-- start --

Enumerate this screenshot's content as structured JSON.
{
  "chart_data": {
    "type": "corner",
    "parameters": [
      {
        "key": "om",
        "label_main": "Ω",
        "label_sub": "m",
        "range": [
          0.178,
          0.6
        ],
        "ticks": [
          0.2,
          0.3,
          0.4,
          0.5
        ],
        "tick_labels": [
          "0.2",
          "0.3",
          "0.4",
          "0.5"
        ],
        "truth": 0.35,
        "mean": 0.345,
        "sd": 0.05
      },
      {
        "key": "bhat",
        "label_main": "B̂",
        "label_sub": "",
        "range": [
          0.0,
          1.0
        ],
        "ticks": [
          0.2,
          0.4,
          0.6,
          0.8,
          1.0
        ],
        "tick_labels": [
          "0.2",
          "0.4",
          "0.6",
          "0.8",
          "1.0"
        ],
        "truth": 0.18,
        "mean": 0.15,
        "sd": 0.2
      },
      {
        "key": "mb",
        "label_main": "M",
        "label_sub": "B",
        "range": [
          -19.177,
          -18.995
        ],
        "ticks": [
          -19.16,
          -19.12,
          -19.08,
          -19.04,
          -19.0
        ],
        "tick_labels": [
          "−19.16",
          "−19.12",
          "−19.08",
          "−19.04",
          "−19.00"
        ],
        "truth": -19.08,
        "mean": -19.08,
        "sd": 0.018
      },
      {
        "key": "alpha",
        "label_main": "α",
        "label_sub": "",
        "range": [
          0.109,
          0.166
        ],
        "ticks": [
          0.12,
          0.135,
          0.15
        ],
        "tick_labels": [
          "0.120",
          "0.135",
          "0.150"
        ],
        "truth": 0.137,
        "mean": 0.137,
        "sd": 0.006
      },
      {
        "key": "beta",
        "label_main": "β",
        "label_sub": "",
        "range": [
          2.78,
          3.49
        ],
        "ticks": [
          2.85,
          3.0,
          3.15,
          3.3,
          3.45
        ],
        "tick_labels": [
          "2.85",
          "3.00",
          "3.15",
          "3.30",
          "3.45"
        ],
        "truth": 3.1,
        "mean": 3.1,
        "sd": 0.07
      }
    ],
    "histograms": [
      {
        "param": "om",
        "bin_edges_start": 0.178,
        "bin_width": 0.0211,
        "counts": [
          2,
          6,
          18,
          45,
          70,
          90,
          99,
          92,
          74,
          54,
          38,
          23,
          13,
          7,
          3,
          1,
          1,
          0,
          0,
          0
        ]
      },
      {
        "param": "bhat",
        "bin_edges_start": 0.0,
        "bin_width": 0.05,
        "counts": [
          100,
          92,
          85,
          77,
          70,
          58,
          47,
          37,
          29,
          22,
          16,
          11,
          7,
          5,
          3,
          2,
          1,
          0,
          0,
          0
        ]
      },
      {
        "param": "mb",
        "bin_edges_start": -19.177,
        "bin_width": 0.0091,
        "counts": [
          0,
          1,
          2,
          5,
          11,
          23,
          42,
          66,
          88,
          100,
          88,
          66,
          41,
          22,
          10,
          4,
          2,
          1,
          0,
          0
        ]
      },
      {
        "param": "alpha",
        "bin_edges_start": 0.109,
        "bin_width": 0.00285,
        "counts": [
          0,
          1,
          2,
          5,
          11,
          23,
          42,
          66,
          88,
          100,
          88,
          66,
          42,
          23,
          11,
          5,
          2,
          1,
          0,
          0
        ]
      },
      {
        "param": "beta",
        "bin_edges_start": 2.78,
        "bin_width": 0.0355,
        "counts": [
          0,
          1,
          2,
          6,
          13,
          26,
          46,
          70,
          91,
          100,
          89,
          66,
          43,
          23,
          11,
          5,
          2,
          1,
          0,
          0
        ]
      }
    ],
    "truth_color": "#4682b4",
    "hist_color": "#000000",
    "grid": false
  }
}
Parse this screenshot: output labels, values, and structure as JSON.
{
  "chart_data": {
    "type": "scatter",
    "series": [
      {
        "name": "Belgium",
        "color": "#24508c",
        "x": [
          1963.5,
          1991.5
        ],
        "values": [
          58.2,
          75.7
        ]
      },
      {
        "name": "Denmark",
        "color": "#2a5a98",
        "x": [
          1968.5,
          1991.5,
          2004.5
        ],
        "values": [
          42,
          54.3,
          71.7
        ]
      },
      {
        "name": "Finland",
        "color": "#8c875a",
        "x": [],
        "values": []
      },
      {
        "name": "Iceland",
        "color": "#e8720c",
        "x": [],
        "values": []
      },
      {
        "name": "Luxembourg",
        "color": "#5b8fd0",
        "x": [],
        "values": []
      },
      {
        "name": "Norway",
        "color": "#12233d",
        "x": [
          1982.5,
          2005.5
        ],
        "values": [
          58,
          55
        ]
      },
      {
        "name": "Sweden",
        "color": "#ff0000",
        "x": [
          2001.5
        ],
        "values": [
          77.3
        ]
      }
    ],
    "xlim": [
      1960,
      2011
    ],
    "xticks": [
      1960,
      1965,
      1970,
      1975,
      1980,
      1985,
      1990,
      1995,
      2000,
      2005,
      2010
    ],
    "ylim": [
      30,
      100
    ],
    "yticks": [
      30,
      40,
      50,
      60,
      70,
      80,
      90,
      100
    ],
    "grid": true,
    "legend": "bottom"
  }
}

-- end --

Problem to solve: Work out how many lines of the listing above include the word "mean". Report only the number.

Output below: 5